Give every line below again, exactly.

Data records
▶

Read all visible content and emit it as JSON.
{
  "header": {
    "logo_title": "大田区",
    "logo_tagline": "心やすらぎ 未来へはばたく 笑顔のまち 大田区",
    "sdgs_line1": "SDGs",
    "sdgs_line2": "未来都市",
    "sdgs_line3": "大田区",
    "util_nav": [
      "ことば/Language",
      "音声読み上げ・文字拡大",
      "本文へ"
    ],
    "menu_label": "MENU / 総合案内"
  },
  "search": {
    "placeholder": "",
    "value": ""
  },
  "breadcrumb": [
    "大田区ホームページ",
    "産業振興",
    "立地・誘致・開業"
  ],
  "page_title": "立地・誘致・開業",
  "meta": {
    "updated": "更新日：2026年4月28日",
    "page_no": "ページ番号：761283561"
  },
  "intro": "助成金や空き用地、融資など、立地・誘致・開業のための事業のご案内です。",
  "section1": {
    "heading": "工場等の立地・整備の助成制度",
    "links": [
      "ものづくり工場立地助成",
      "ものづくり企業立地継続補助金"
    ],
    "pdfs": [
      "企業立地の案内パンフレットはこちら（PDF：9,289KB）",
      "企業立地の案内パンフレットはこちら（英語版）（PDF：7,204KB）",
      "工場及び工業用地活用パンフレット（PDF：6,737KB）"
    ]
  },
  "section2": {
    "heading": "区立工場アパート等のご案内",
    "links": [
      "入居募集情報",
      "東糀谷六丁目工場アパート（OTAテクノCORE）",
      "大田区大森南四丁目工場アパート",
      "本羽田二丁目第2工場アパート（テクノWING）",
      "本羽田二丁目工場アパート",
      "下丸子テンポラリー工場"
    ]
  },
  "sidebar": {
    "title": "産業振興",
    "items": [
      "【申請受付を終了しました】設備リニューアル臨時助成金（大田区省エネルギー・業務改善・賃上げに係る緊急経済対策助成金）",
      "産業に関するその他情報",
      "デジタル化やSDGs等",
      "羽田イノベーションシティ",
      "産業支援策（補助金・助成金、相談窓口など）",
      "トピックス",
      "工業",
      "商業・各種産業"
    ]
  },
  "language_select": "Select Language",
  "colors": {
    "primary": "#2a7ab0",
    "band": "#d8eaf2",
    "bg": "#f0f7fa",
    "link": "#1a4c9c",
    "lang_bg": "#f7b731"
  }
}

◀

■ **Final result**:
Read all visible content and emit it as JSON.
{
  "header": {
    "logo_title": "大田区",
    "logo_tagline": "心やすらぎ 未来へはばたく 笑顔のまち 大田区",
    "sdgs_line1": "SDGs",
    "sdgs_line2": "未来都市",
    "sdgs_line3": "大田区",
    "util_nav": [
      "ことば/Language",
      "音声読み上げ・文字拡大",
      "本文へ"
    ],
    "menu_label": "MENU / 総合案内"
  },
  "search": {
    "placeholder": "",
    "value": ""
  },
  "breadcrumb": [
    "大田区ホームページ",
    "産業振興",
    "立地・誘致・開業"
  ],
  "page_title": "立地・誘致・開業",
  "meta": {
    "updated": "更新日：2026年4月28日",
    "page_no": "ページ番号：761283561"
  },
  "intro": "助成金や空き用地、融資など、立地・誘致・開業のための事業のご案内です。",
  "section1": {
    "heading": "工場等の立地・整備の助成制度",
    "links": [
      "ものづくり工場立地助成",
      "ものづくり企業立地継続補助金"
    ],
    "pdfs": [
      "企業立地の案内パンフレットはこちら（PDF：9,289KB）",
      "企業立地の案内パンフレットはこちら（英語版）（PDF：7,204KB）",
      "工場及び工業用地活用パンフレット（PDF：6,737KB）"
    ]
  },
  "section2": {
    "heading": "区立工場アパート等のご案内",
    "links": [
      "入居募集情報",
      "東糀谷六丁目工場アパート（OTAテクノCORE）",
      "大田区大森南四丁目工場アパート",
      "本羽田二丁目第2工場アパート（テクノWING）",
      "本羽田二丁目工場アパート",
      "下丸子テンポラリー工場"
    ]
  },
  "sidebar": {
    "title": "産業振興",
    "items": [
      "【申請受付を終了しました】設備リニューアル臨時助成金（大田区省エネルギー・業務改善・賃上げに係る緊急経済対策助成金）",
      "産業に関するその他情報",
      "デジタル化やSDGs等",
      "羽田イノベーションシティ",
      "産業支援策（補助金・助成金、相談窓口など）",
      "トピックス",
      "工業",
      "商業・各種産業"
    ]
  },
  "language_select": "Select Language",
  "colors": {
    "primary": "#2a7ab0",
    "band": "#d8eaf2",
    "bg": "#f0f7fa",
    "link": "#1a4c9c",
    "lang_bg": "#f7b731"
  }
}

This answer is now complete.